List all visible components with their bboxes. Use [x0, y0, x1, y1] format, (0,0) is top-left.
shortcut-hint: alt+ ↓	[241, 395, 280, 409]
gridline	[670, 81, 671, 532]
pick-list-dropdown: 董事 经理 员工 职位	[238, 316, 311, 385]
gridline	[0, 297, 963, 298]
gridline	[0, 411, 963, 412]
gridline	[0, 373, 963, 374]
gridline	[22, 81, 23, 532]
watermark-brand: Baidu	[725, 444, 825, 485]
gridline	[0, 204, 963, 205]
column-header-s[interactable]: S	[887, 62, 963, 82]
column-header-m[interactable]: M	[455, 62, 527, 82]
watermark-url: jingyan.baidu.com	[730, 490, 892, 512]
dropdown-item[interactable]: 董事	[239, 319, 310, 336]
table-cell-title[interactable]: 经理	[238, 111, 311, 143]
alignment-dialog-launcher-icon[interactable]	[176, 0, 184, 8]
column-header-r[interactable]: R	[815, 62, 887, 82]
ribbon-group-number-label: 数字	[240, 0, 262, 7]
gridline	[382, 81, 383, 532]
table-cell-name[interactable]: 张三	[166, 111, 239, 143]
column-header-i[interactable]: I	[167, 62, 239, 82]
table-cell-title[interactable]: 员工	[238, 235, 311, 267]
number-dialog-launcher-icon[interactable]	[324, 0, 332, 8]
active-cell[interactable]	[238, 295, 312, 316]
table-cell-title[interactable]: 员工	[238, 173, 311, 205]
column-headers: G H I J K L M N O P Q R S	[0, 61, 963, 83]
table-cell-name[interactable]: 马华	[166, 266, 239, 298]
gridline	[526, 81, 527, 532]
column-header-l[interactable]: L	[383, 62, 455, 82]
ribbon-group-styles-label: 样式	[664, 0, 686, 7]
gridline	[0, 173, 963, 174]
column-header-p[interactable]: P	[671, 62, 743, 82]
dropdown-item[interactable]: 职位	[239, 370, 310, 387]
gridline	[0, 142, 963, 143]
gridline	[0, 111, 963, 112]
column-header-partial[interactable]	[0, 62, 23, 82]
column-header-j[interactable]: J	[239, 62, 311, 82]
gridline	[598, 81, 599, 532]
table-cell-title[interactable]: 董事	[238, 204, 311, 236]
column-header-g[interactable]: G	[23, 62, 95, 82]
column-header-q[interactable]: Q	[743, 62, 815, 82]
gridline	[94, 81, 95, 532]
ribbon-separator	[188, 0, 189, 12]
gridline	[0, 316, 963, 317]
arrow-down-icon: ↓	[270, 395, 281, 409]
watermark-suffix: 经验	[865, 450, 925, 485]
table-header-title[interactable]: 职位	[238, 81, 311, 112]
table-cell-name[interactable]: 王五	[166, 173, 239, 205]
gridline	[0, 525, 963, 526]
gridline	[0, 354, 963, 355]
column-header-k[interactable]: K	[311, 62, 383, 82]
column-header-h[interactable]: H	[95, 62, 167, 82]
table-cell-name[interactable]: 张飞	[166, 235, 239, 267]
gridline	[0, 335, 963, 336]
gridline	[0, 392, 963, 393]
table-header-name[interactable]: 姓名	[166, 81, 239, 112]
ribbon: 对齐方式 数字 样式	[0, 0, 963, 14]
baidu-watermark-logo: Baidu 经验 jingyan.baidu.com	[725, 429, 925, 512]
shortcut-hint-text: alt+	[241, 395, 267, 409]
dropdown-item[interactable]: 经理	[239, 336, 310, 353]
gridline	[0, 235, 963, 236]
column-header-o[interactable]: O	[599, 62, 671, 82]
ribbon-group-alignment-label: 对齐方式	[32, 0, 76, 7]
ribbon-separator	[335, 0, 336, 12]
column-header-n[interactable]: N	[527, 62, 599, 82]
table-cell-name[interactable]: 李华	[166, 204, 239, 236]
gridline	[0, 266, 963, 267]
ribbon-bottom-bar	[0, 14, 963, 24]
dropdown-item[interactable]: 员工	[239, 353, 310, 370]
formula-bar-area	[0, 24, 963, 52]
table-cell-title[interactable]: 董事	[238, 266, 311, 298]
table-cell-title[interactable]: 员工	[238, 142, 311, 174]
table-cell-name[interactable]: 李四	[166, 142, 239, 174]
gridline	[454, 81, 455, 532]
= = = = =
Short exercise
Copy out, without any change, everything from the first of the lines above down to the line containing "444, 825, 485]", including both of those lines.

Output
List all visible components with their bboxes. Use [x0, y0, x1, y1] format, (0,0) is top-left.
shortcut-hint: alt+ ↓	[241, 395, 280, 409]
gridline	[670, 81, 671, 532]
pick-list-dropdown: 董事 经理 员工 职位	[238, 316, 311, 385]
gridline	[0, 297, 963, 298]
gridline	[0, 411, 963, 412]
gridline	[0, 373, 963, 374]
gridline	[22, 81, 23, 532]
watermark-brand: Baidu	[725, 444, 825, 485]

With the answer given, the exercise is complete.